#### Problem details:
Check each line of the records below for the word "username" and copy those where it appears.

#### Working data:
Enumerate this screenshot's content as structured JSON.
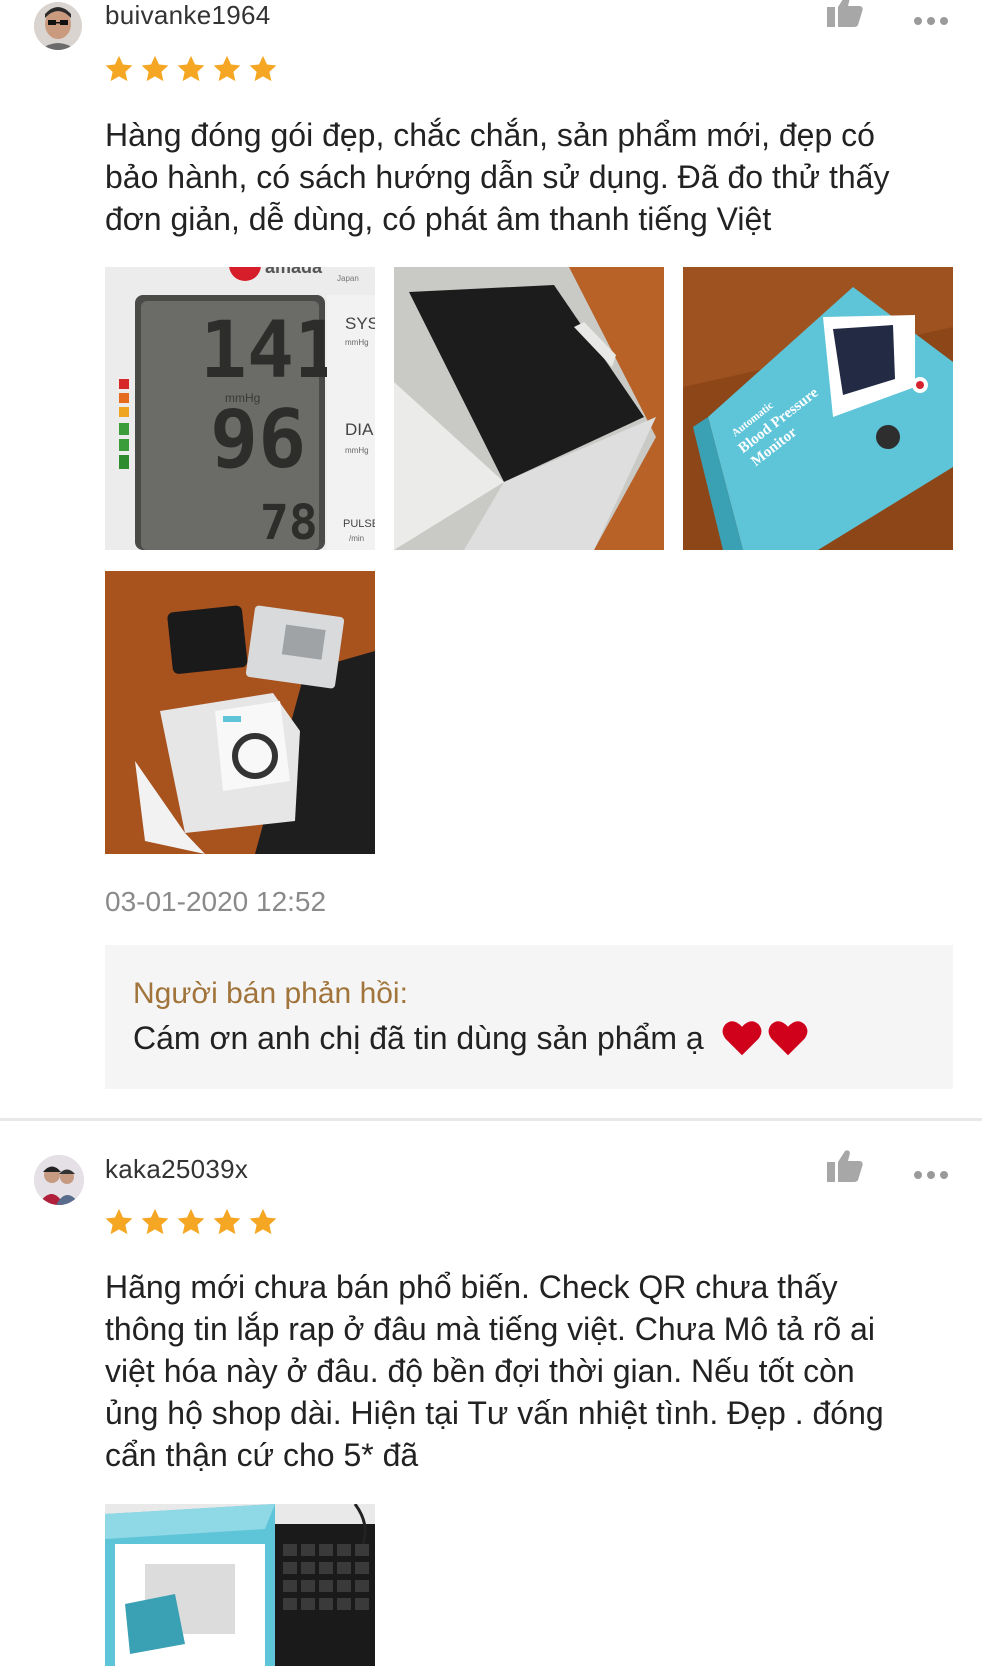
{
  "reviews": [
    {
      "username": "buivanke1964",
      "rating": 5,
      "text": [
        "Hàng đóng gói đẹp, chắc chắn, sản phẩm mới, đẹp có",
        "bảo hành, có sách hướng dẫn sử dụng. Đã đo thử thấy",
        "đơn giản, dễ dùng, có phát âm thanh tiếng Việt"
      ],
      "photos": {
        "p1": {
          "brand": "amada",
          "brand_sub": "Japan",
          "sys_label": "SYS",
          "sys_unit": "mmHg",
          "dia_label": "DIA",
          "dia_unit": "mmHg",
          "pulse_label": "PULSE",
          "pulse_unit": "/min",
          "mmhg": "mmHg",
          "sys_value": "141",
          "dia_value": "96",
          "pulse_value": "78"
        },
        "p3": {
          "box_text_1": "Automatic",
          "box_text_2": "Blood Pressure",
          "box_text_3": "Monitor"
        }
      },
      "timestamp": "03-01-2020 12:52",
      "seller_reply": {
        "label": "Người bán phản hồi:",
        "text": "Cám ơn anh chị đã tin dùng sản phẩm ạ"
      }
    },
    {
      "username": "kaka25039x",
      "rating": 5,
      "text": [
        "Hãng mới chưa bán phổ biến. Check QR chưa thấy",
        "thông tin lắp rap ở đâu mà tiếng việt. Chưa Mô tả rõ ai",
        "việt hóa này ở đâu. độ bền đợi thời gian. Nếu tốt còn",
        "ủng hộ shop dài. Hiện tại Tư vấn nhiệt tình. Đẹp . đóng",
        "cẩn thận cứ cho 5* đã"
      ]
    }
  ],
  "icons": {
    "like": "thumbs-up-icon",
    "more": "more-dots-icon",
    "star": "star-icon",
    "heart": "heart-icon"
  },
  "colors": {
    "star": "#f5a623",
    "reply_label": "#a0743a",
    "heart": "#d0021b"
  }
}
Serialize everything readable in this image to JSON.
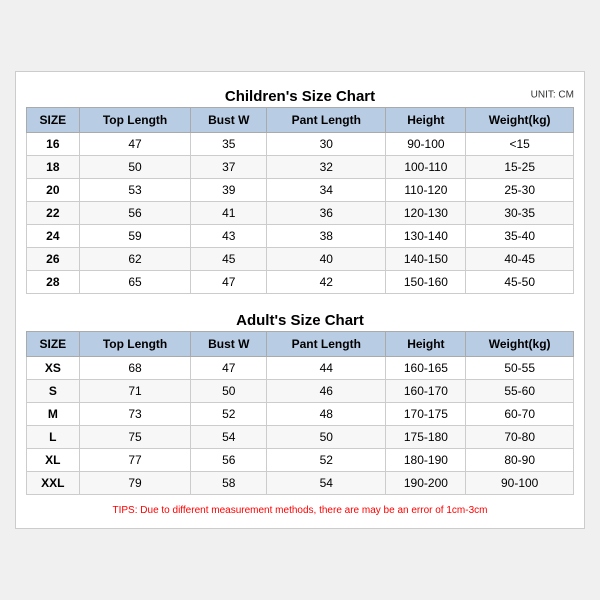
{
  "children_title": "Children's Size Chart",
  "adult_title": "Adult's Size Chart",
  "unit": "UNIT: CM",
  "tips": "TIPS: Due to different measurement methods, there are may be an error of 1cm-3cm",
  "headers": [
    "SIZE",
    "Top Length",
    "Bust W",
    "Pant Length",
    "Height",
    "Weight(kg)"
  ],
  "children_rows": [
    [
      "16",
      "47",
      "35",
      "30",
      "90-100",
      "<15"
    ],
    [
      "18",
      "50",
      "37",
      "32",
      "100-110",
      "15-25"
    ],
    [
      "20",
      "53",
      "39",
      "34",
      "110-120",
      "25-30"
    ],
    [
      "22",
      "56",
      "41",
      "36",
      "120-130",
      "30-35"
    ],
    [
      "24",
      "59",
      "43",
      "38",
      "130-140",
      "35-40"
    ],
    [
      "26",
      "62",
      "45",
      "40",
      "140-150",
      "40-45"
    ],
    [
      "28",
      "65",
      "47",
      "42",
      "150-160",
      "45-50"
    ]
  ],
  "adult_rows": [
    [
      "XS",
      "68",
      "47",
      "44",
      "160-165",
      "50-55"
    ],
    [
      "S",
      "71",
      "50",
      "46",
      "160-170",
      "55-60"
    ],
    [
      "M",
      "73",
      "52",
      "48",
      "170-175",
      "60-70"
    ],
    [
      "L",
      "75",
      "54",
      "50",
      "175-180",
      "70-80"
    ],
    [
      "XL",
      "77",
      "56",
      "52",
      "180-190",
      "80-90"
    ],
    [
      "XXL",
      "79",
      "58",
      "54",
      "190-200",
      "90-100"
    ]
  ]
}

---

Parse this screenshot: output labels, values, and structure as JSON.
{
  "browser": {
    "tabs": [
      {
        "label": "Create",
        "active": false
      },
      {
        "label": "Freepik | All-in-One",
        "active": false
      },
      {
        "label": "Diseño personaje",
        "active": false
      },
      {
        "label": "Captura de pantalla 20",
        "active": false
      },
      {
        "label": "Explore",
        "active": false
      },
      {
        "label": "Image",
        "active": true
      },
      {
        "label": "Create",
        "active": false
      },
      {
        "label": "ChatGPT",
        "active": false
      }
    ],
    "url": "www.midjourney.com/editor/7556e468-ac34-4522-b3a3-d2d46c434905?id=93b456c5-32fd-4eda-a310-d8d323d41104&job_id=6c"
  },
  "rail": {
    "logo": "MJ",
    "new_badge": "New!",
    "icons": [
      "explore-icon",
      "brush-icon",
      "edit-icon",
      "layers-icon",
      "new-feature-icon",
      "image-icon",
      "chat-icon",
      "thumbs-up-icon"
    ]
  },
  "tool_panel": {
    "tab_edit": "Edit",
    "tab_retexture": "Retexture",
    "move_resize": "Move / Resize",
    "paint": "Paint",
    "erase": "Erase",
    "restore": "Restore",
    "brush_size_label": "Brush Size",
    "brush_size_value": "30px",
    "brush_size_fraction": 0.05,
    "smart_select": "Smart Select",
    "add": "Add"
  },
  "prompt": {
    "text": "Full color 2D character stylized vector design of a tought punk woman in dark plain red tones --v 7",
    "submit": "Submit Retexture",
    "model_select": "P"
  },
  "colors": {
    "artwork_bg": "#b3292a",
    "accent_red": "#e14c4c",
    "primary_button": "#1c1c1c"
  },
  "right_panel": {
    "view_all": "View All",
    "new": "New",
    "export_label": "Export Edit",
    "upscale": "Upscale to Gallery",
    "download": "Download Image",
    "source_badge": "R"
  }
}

#### Worked answer:
      "username": "buivanke1964",
      "username": "kaka25039x",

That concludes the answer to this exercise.